====== Data ======
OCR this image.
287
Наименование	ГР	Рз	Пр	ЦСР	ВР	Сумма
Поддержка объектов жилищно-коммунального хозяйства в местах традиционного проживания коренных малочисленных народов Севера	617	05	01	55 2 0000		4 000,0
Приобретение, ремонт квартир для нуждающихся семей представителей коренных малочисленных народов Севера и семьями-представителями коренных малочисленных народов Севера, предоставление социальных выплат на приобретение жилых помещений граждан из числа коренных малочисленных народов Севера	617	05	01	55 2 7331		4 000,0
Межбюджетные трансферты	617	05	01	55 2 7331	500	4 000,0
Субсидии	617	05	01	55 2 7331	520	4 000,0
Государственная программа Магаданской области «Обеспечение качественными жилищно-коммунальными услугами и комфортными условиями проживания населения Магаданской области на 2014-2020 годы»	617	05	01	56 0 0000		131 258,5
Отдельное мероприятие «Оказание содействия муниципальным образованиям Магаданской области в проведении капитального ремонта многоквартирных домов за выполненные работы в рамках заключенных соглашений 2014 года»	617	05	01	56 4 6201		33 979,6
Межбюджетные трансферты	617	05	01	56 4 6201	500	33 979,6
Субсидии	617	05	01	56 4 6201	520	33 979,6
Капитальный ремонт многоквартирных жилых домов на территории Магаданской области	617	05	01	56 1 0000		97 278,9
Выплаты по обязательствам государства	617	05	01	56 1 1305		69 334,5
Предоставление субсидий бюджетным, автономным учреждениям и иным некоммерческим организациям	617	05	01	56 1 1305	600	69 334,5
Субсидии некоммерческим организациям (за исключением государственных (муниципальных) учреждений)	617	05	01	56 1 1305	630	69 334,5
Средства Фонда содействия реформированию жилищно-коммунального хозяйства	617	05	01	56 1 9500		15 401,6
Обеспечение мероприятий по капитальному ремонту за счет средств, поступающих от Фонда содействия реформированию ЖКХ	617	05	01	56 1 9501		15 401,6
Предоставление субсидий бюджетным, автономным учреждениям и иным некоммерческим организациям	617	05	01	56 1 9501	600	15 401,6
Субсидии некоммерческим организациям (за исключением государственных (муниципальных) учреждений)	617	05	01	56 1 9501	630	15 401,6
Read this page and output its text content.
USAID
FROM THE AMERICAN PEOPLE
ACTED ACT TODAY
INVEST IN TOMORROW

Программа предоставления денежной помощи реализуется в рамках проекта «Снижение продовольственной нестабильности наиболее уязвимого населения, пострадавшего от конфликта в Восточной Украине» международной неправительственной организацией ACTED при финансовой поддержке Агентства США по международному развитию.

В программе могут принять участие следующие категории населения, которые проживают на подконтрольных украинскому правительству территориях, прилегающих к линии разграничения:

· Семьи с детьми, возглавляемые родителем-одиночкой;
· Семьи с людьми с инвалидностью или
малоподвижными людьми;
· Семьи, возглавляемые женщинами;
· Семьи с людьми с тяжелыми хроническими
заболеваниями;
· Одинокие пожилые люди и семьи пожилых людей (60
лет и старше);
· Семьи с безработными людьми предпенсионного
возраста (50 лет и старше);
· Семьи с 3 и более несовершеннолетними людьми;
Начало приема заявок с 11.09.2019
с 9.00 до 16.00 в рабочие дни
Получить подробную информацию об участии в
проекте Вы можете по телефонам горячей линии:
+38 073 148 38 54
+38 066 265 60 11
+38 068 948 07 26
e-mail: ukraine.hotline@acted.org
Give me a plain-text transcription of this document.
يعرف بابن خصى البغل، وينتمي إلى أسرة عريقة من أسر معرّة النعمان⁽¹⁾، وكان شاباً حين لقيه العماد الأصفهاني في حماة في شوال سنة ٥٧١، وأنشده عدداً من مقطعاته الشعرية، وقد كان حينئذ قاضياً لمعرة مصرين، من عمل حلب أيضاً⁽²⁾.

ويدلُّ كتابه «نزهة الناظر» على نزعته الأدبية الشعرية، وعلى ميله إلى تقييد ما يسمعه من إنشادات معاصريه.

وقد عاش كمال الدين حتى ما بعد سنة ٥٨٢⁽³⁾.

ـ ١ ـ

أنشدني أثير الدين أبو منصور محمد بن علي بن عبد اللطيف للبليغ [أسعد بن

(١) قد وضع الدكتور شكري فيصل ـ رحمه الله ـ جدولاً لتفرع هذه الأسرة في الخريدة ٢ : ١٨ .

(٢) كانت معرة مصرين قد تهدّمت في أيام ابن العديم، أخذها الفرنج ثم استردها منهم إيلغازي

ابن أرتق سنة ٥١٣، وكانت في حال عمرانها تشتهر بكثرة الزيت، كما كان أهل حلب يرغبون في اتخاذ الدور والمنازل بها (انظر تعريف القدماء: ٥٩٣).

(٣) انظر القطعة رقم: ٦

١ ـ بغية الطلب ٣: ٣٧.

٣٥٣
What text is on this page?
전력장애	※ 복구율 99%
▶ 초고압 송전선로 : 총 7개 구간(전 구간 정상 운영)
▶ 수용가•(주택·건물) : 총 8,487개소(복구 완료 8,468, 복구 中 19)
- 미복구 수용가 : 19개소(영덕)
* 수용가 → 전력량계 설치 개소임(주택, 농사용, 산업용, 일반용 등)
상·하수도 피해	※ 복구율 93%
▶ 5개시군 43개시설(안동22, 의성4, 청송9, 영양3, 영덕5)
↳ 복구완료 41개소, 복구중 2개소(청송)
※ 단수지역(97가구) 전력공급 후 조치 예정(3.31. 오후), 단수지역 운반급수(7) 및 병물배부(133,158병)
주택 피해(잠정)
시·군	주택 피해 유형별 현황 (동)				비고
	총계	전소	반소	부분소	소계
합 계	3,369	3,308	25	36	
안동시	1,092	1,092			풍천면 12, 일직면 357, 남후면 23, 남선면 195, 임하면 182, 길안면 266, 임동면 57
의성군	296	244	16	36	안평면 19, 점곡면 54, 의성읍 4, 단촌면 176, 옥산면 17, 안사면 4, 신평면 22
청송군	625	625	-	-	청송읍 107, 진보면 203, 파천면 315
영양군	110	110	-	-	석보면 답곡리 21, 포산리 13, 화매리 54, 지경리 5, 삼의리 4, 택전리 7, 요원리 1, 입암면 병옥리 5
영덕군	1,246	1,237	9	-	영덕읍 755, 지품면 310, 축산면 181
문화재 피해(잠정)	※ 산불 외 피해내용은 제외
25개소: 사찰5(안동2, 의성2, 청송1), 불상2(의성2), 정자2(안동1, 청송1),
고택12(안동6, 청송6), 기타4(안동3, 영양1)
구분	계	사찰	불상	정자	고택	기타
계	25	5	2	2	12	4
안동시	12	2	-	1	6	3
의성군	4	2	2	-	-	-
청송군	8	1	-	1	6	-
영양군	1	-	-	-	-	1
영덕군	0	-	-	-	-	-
======
• **Task to carry out**
Out of the preceding entries, pull every line containing the string "государственных".

• **Complete response**
Субсидии некоммерческим организациям (за исключением государственных (муниципальных) учреждений)	617	05	01	56 1 1305	630	69 334,5
Субсидии некоммерческим организациям (за исключением государственных (муниципальных) учреждений)	617	05	01	56 1 9501	630	15 401,6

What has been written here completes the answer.